═════ SUPPLIED ENTRIES ═════

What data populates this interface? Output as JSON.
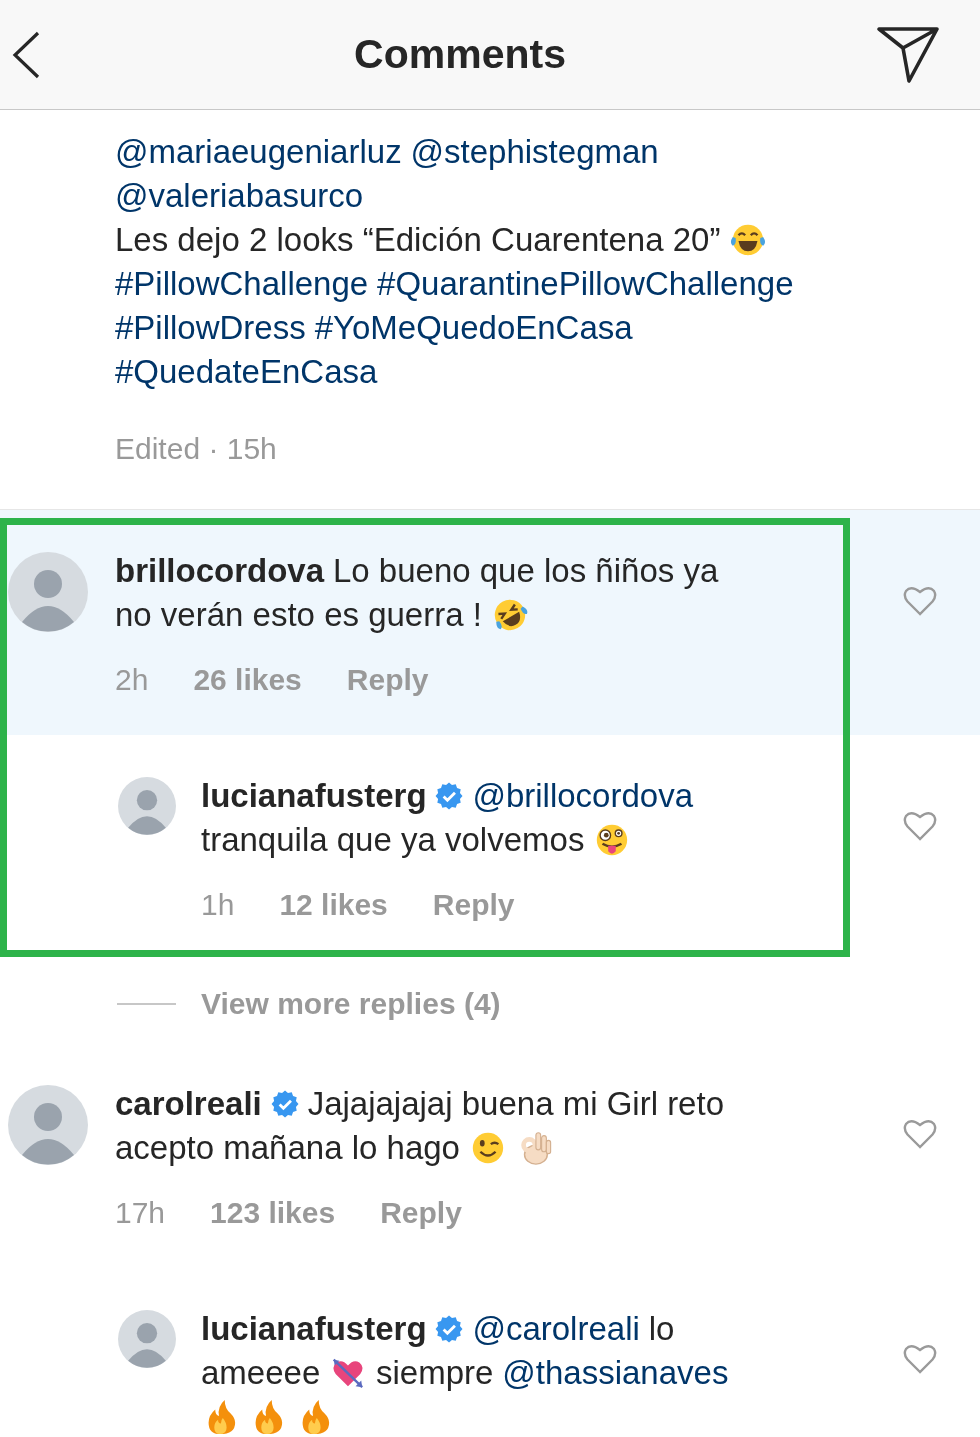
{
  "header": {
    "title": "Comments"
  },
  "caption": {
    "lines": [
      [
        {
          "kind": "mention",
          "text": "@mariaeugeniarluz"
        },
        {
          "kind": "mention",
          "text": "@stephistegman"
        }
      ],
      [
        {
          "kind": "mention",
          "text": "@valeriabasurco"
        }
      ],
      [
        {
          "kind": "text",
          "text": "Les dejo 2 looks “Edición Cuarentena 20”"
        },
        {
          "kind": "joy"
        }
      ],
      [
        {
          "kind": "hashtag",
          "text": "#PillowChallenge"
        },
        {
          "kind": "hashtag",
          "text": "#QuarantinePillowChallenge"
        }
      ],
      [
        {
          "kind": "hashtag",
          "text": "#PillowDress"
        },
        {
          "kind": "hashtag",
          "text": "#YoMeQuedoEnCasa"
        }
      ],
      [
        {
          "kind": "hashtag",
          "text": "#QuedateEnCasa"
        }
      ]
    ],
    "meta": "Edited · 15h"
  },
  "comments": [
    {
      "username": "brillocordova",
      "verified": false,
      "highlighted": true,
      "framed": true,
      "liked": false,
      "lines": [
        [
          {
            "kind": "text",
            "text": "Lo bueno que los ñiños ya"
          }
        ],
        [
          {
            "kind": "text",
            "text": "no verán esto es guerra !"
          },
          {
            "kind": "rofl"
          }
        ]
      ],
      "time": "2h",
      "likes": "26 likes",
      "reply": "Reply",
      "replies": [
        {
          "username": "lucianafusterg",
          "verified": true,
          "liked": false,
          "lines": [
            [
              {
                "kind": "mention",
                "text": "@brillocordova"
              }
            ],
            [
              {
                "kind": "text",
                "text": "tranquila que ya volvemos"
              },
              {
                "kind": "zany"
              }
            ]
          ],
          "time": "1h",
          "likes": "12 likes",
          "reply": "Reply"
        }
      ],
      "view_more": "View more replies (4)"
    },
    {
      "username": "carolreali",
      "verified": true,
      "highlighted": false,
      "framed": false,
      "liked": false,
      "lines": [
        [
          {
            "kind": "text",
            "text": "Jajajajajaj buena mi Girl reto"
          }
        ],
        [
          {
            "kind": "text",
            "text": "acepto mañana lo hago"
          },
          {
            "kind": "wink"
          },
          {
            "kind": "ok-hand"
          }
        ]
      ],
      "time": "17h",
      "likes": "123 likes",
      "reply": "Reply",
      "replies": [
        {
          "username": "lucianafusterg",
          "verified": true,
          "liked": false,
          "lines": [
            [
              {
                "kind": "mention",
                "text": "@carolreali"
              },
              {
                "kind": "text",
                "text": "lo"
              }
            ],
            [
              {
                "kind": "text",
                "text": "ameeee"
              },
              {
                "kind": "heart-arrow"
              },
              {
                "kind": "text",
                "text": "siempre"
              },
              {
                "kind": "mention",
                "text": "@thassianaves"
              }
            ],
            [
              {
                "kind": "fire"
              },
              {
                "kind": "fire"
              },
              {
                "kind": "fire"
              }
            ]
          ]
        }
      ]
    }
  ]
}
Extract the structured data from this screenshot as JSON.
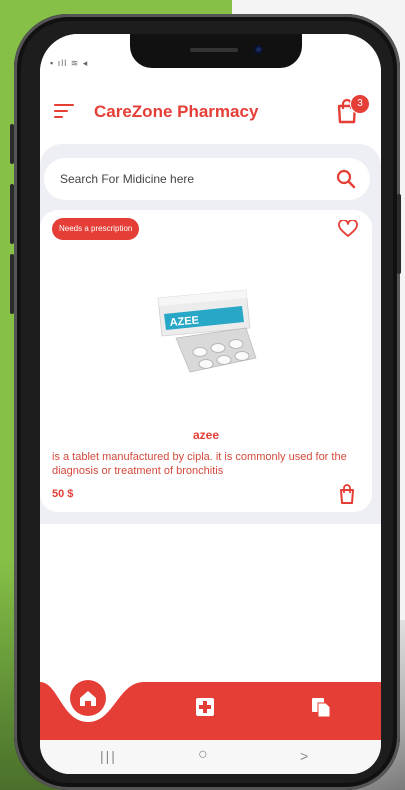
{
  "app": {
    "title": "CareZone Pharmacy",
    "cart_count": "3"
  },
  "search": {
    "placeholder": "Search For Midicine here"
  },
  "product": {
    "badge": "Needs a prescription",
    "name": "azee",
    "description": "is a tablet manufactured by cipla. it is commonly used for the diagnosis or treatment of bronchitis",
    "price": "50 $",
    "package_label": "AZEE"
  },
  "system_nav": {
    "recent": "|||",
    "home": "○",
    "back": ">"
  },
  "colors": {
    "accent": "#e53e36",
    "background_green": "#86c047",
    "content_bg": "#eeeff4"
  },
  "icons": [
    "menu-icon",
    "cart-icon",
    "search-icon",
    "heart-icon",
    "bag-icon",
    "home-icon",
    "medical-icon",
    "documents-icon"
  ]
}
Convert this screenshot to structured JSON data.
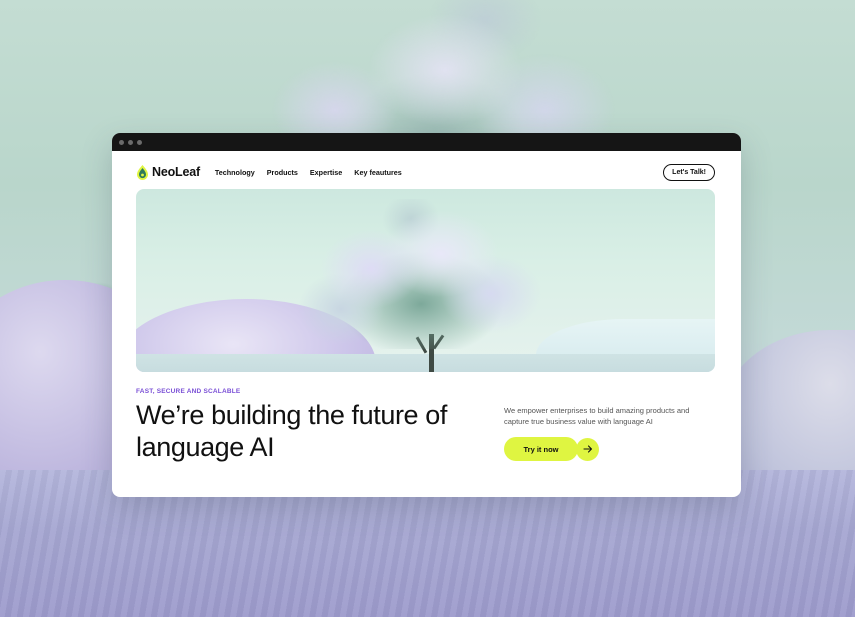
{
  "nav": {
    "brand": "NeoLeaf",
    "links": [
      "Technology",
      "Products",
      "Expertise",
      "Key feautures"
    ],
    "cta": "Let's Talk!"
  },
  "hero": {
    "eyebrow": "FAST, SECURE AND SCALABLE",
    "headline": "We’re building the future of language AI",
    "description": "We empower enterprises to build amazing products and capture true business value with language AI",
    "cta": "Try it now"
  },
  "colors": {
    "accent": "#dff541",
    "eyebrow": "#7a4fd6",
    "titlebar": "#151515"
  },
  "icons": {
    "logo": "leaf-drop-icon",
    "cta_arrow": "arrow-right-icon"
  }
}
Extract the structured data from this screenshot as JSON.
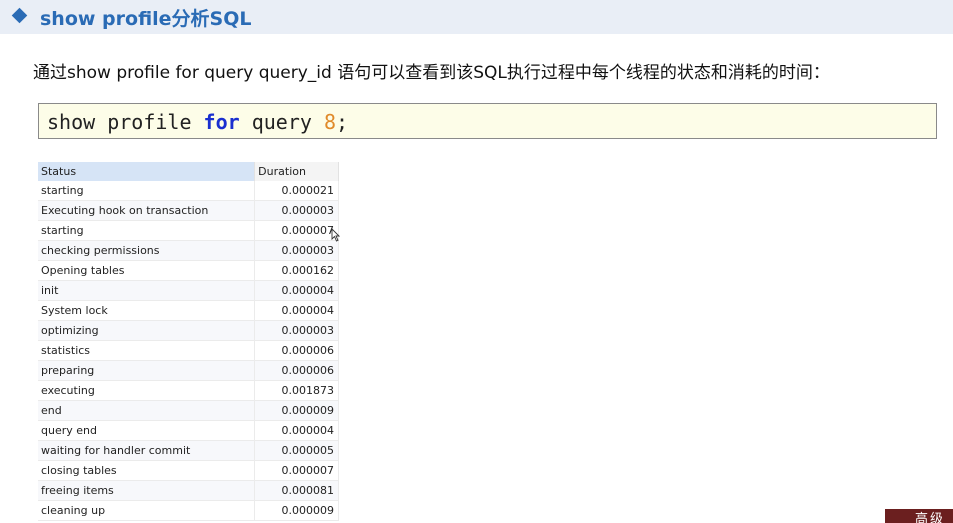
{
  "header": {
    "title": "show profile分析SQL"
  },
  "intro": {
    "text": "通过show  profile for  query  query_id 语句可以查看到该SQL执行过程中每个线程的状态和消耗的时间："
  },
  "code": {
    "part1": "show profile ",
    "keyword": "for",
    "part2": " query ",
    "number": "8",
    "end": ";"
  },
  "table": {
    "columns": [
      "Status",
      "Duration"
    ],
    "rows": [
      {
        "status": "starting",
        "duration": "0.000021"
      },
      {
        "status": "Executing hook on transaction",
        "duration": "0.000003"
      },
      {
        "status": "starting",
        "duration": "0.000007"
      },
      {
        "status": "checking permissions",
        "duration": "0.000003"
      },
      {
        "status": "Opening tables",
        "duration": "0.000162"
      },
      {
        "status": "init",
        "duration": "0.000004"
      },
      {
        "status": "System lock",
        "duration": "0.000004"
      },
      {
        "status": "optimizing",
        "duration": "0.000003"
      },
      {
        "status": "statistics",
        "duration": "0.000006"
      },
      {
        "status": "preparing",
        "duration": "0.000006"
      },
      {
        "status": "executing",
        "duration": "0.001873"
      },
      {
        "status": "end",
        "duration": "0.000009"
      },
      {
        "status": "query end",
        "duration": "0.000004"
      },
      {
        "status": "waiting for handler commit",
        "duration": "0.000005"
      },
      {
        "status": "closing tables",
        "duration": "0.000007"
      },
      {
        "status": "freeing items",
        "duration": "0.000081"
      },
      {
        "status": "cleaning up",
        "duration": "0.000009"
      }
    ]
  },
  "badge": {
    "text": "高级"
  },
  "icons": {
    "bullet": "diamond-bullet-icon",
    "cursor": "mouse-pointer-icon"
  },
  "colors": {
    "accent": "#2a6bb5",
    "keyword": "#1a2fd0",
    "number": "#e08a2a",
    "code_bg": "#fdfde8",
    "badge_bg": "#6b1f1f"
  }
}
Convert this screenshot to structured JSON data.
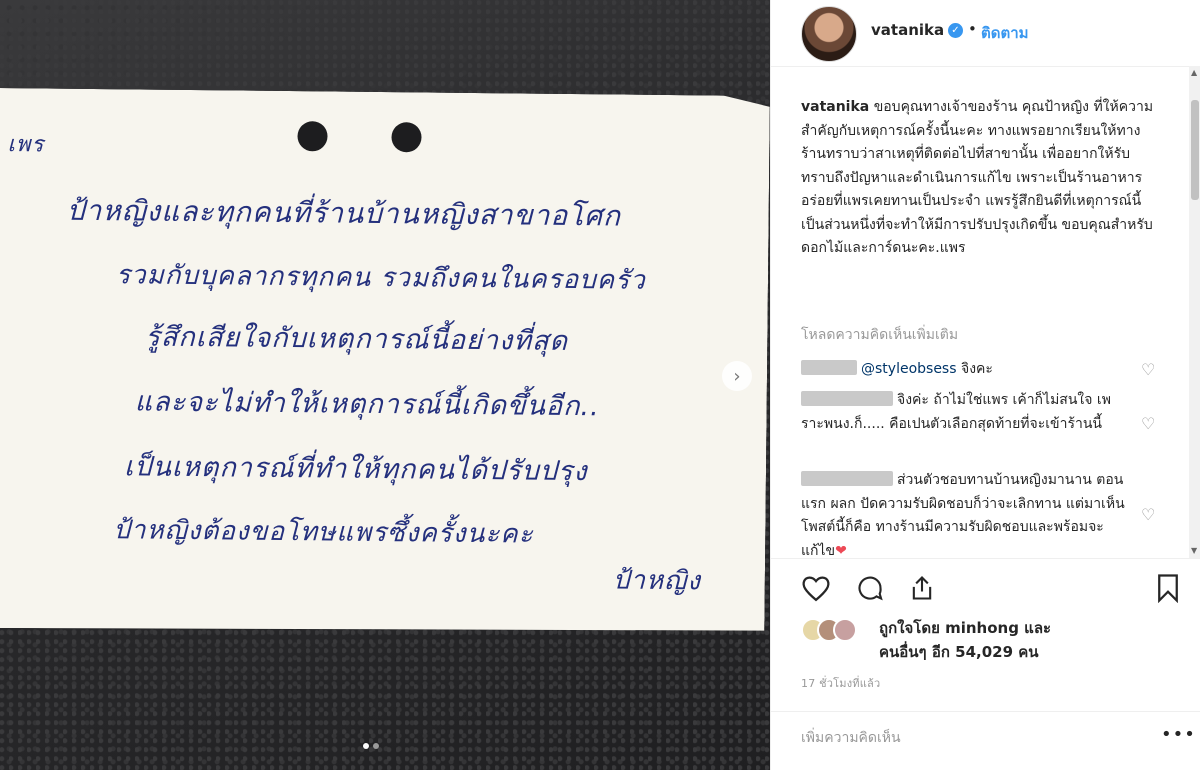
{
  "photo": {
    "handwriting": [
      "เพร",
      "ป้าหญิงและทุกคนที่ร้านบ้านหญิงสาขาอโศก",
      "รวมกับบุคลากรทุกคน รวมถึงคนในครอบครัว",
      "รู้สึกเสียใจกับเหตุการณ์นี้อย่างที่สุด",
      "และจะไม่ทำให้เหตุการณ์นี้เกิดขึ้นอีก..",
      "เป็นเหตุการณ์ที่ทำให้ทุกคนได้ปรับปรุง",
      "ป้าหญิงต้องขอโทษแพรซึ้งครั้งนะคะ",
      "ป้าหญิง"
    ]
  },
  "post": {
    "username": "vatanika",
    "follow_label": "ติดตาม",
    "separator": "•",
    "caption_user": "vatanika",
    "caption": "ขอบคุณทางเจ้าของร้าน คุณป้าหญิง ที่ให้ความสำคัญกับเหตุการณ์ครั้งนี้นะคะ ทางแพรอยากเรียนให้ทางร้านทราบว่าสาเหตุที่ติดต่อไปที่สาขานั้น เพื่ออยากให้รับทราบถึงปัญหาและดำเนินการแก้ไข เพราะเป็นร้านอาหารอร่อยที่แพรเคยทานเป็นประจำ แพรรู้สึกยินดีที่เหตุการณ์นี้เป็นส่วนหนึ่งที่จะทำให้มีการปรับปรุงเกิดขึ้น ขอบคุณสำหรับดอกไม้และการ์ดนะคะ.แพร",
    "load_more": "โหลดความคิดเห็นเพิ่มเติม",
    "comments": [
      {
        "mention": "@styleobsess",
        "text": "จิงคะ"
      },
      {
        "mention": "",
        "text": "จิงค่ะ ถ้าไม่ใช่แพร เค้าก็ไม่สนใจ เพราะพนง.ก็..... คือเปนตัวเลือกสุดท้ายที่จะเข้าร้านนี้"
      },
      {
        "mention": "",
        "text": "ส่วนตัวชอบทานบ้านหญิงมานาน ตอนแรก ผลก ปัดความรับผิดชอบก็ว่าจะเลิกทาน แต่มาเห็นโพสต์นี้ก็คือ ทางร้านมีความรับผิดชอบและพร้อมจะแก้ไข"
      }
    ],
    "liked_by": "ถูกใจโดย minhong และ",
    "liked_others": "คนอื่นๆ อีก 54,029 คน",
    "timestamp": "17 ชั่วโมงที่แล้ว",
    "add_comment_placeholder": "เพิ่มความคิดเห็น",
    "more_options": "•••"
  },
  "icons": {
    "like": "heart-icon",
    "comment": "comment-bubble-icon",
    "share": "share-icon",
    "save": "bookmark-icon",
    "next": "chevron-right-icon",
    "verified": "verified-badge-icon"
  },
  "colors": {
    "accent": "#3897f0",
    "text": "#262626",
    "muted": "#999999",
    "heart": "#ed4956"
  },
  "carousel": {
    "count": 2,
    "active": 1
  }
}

═════

PROBLEM REQUIREMENTS. Pick out lines containing the word "carolreali", each one as written.

EXERCISE RESULT.
      "username": "carolreali",
                "text": "@carolreali"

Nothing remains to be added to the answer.